Start
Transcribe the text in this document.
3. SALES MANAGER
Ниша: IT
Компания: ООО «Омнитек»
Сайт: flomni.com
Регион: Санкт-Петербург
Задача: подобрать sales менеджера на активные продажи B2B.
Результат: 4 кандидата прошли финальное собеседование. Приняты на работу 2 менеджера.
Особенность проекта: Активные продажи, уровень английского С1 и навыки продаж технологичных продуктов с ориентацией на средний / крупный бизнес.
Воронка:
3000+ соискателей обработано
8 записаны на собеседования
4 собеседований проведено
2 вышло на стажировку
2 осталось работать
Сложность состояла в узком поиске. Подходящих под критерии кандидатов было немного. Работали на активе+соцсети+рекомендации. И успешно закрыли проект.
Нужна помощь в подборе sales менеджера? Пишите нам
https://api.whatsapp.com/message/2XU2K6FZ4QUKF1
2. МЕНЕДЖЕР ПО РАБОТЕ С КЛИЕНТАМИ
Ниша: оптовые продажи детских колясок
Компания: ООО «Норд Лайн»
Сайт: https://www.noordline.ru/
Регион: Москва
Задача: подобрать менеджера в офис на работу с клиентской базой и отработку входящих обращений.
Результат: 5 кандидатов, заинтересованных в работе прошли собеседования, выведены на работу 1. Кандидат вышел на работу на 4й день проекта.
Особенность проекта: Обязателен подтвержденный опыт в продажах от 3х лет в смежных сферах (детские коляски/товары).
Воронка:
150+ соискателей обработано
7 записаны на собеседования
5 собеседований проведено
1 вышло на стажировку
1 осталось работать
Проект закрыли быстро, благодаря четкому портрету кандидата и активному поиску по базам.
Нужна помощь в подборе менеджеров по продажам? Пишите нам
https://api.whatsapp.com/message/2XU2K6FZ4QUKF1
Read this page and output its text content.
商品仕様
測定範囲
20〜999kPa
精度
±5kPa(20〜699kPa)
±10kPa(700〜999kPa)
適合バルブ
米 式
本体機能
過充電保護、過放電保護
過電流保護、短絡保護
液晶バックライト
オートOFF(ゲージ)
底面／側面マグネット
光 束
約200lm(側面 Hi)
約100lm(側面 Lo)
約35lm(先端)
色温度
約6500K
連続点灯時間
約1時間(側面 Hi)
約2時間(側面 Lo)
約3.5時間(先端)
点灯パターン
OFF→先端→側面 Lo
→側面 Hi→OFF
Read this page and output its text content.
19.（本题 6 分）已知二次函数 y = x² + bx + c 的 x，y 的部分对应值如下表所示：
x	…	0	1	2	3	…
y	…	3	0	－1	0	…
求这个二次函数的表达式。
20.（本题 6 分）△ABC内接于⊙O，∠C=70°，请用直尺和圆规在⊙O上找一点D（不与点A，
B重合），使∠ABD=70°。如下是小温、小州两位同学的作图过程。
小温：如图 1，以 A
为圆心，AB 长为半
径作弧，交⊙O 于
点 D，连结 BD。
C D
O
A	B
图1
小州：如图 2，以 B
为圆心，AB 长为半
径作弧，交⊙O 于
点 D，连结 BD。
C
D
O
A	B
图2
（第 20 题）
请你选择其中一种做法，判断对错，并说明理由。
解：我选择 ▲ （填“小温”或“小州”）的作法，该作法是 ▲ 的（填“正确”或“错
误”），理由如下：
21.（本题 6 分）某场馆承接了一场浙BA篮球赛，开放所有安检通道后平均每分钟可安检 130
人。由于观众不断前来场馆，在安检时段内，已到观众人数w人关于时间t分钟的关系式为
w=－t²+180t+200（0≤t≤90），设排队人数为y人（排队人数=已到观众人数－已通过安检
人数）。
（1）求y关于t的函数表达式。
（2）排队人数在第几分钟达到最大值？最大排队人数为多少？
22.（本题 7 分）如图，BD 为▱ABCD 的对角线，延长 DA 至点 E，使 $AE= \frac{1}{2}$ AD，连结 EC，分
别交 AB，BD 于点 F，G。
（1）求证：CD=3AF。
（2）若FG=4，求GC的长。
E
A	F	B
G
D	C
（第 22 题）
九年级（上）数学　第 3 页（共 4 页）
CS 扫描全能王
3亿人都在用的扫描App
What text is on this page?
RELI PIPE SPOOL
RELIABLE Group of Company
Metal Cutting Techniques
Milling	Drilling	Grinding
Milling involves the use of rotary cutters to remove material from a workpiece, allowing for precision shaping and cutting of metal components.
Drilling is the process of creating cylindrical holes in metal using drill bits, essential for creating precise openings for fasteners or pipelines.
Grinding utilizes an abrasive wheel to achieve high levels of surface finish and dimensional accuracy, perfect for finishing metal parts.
End
Extract the entries above verbatim.

▶ EXERCISE RESULT
Transcribe the text in this document.
3. SALES MANAGER
Ниша: IT
Компания: ООО «Омнитек»
Сайт: flomni.com
Регион: Санкт-Петербург
Задача: подобрать sales менеджера на активные продажи B2B.
Результат: 4 кандидата прошли финальное собеседование. Приняты на работу 2 менеджера.
Особенность проекта: Активные продажи, уровень английского С1 и навыки продаж технологичных продуктов с ориентацией на средний / крупный бизнес.
Воронка:
3000+ соискателей обработано
8 записаны на собеседования
4 собеседований проведено
2 вышло на стажировку
2 осталось работать
Сложность состояла в узком поиске. Подходящих под критерии кандидатов было немного. Работали на активе+соцсети+рекомендации. И успешно закрыли проект.
Нужна помощь в подборе sales менеджера? Пишите нам
https://api.whatsapp.com/message/2XU2K6FZ4QUKF1
2. МЕНЕДЖЕР ПО РАБОТЕ С КЛИЕНТАМИ
Ниша: оптовые продажи детских колясок
Компания: ООО «Норд Лайн»
Сайт: https://www.noordline.ru/
Регион: Москва
Задача: подобрать менеджера в офис на работу с клиентской базой и отработку входящих обращений.
Результат: 5 кандидатов, заинтересованных в работе прошли собеседования, выведены на работу 1. Кандидат вышел на работу на 4й день проекта.
Особенность проекта: Обязателен подтвержденный опыт в продажах от 3х лет в смежных сферах (детские коляски/товары).
Воронка:
150+ соискателей обработано
7 записаны на собеседования
5 собеседований проведено
1 вышло на стажировку
1 осталось работать
Проект закрыли быстро, благодаря четкому портрету кандидата и активному поиску по базам.
Нужна помощь в подборе менеджеров по продажам? Пишите нам
https://api.whatsapp.com/message/2XU2K6FZ4QUKF1
Read this page and output its text content.
商品仕様
測定範囲
20〜999kPa
精度
±5kPa(20〜699kPa)
±10kPa(700〜999kPa)
適合バルブ
米 式
本体機能
過充電保護、過放電保護
過電流保護、短絡保護
液晶バックライト
オートOFF(ゲージ)
底面／側面マグネット
光 束
約200lm(側面 Hi)
約100lm(側面 Lo)
約35lm(先端)
色温度
約6500K
連続点灯時間
約1時間(側面 Hi)
約2時間(側面 Lo)
約3.5時間(先端)
点灯パターン
OFF→先端→側面 Lo
→側面 Hi→OFF
Read this page and output its text content.
19.（本题 6 分）已知二次函数 y = x² + bx + c 的 x，y 的部分对应值如下表所示：
x	…	0	1	2	3	…
y	…	3	0	－1	0	…
求这个二次函数的表达式。
20.（本题 6 分）△ABC内接于⊙O，∠C=70°，请用直尺和圆规在⊙O上找一点D（不与点A，
B重合），使∠ABD=70°。如下是小温、小州两位同学的作图过程。
小温：如图 1，以 A
为圆心，AB 长为半
径作弧，交⊙O 于
点 D，连结 BD。
C D
O
A	B
图1
小州：如图 2，以 B
为圆心，AB 长为半
径作弧，交⊙O 于
点 D，连结 BD。
C
D
O
A	B
图2
（第 20 题）
请你选择其中一种做法，判断对错，并说明理由。
解：我选择 ▲ （填“小温”或“小州”）的作法，该作法是 ▲ 的（填“正确”或“错
误”），理由如下：
21.（本题 6 分）某场馆承接了一场浙BA篮球赛，开放所有安检通道后平均每分钟可安检 130
人。由于观众不断前来场馆，在安检时段内，已到观众人数w人关于时间t分钟的关系式为
w=－t²+180t+200（0≤t≤90），设排队人数为y人（排队人数=已到观众人数－已通过安检
人数）。
（1）求y关于t的函数表达式。
（2）排队人数在第几分钟达到最大值？最大排队人数为多少？
22.（本题 7 分）如图，BD 为▱ABCD 的对角线，延长 DA 至点 E，使 $AE= \frac{1}{2}$ AD，连结 EC，分
别交 AB，BD 于点 F，G。
（1）求证：CD=3AF。
（2）若FG=4，求GC的长。
E
A	F	B
G
D	C
（第 22 题）
九年级（上）数学　第 3 页（共 4 页）
CS 扫描全能王
3亿人都在用的扫描App
What text is on this page?
RELI PIPE SPOOL
RELIABLE Group of Company
Metal Cutting Techniques
Milling	Drilling	Grinding
Milling involves the use of rotary cutters to remove material from a workpiece, allowing for precision shaping and cutting of metal components.
Drilling is the process of creating cylindrical holes in metal using drill bits, essential for creating precise openings for fasteners or pipelines.
Grinding utilizes an abrasive wheel to achieve high levels of surface finish and dimensional accuracy, perfect for finishing metal parts.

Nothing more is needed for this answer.